Given data
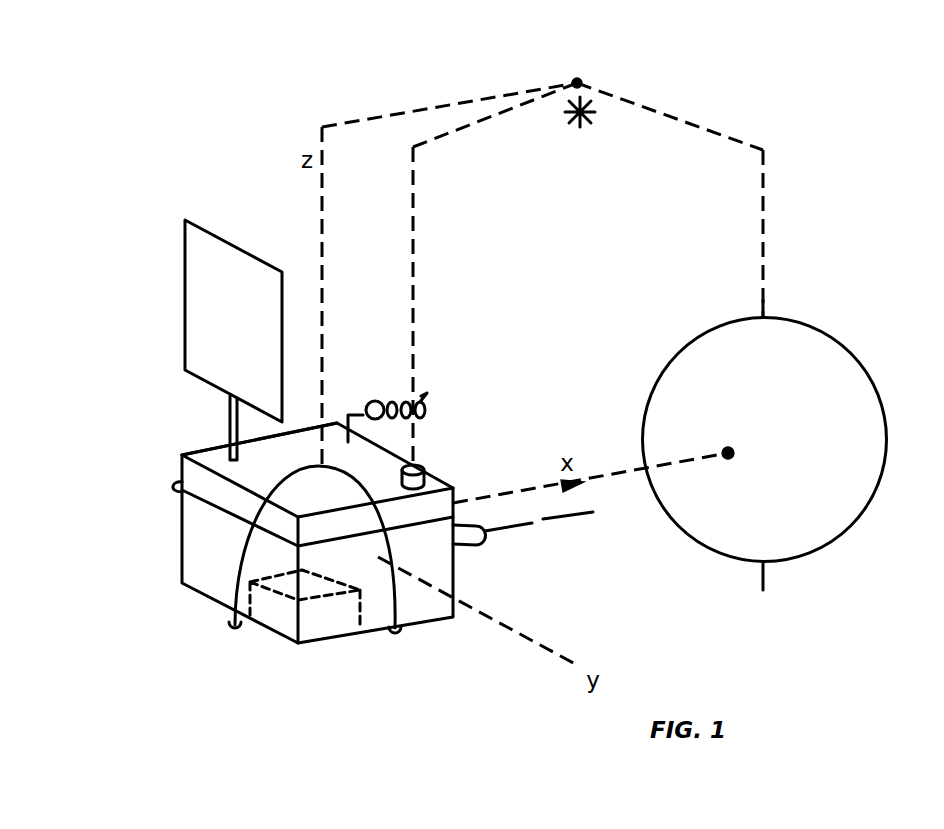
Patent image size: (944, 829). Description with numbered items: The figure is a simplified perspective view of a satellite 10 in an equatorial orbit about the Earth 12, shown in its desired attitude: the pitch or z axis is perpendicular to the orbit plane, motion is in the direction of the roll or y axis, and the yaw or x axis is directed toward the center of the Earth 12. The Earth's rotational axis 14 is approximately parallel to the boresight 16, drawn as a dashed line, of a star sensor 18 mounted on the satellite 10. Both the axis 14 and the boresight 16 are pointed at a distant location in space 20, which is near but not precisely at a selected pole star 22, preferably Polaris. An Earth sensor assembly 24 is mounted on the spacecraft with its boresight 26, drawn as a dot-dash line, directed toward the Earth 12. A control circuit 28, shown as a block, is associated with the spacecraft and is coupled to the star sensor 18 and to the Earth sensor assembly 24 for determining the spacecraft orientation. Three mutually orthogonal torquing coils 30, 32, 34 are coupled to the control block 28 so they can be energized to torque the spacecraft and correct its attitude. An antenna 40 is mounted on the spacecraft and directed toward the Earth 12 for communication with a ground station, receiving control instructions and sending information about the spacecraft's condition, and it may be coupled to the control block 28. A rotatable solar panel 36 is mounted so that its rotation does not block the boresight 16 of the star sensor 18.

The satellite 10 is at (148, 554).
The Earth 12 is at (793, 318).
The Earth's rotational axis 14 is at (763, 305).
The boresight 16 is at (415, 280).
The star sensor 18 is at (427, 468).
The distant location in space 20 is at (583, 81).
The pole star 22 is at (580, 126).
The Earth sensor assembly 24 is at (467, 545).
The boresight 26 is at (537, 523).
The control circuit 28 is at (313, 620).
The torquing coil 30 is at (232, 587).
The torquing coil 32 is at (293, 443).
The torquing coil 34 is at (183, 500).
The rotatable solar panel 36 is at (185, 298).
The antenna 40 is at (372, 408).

...

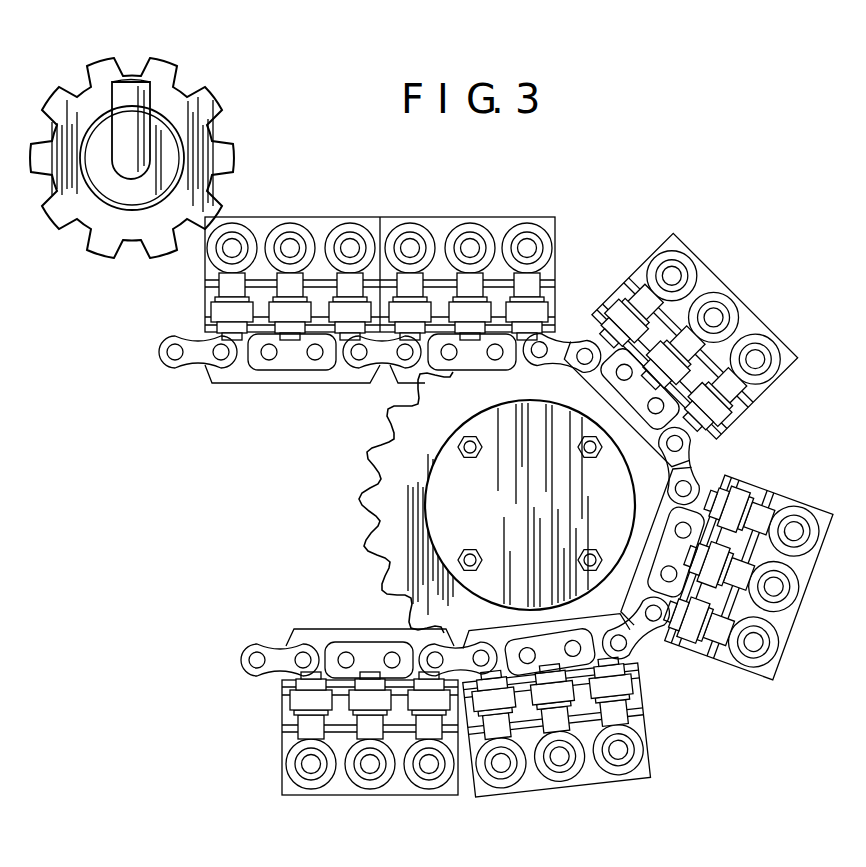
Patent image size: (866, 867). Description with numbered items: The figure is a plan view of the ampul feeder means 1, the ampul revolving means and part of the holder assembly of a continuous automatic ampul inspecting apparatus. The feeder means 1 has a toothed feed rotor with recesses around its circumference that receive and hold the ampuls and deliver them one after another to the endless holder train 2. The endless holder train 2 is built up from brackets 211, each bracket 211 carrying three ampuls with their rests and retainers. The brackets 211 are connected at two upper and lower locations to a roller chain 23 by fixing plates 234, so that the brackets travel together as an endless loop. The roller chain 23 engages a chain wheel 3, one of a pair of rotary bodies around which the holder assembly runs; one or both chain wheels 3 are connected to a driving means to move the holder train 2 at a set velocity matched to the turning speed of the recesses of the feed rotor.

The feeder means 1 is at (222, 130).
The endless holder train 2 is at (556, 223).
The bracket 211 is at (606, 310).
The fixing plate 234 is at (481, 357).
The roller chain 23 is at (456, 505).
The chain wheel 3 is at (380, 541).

Task prompt
Reproduce the data word for word, from the line containing "Patent image size: (944, 829)." through the line containing "The torquing coil 34 is at (183, 500).", including both of those lines.

Output below
Patent image size: (944, 829). Description with numbered items: The figure is a simplified perspective view of a satellite 10 in an equatorial orbit about the Earth 12, shown in its desired attitude: the pitch or z axis is perpendicular to the orbit plane, motion is in the direction of the roll or y axis, and the yaw or x axis is directed toward the center of the Earth 12. The Earth's rotational axis 14 is approximately parallel to the boresight 16, drawn as a dashed line, of a star sensor 18 mounted on the satellite 10. Both the axis 14 and the boresight 16 are pointed at a distant location in space 20, which is near but not precisely at a selected pole star 22, preferably Polaris. An Earth sensor assembly 24 is mounted on the spacecraft with its boresight 26, drawn as a dot-dash line, directed toward the Earth 12. A control circuit 28, shown as a block, is associated with the spacecraft and is coupled to the star sensor 18 and to the Earth sensor assembly 24 for determining the spacecraft orientation. Three mutually orthogonal torquing coils 30, 32, 34 are coupled to the control block 28 so they can be energized to torque the spacecraft and correct its attitude. An antenna 40 is mounted on the spacecraft and directed toward the Earth 12 for communication with a ground station, receiving control instructions and sending information about the spacecraft's condition, and it may be coupled to the control block 28. A rotatable solar panel 36 is mounted so that its rotation does not block the boresight 16 of the star sensor 18.

The satellite 10 is at (148, 554).
The Earth 12 is at (793, 318).
The Earth's rotational axis 14 is at (763, 305).
The boresight 16 is at (415, 280).
The star sensor 18 is at (427, 468).
The distant location in space 20 is at (583, 81).
The pole star 22 is at (580, 126).
The Earth sensor assembly 24 is at (467, 545).
The boresight 26 is at (537, 523).
The control circuit 28 is at (313, 620).
The torquing coil 30 is at (232, 587).
The torquing coil 32 is at (293, 443).
The torquing coil 34 is at (183, 500).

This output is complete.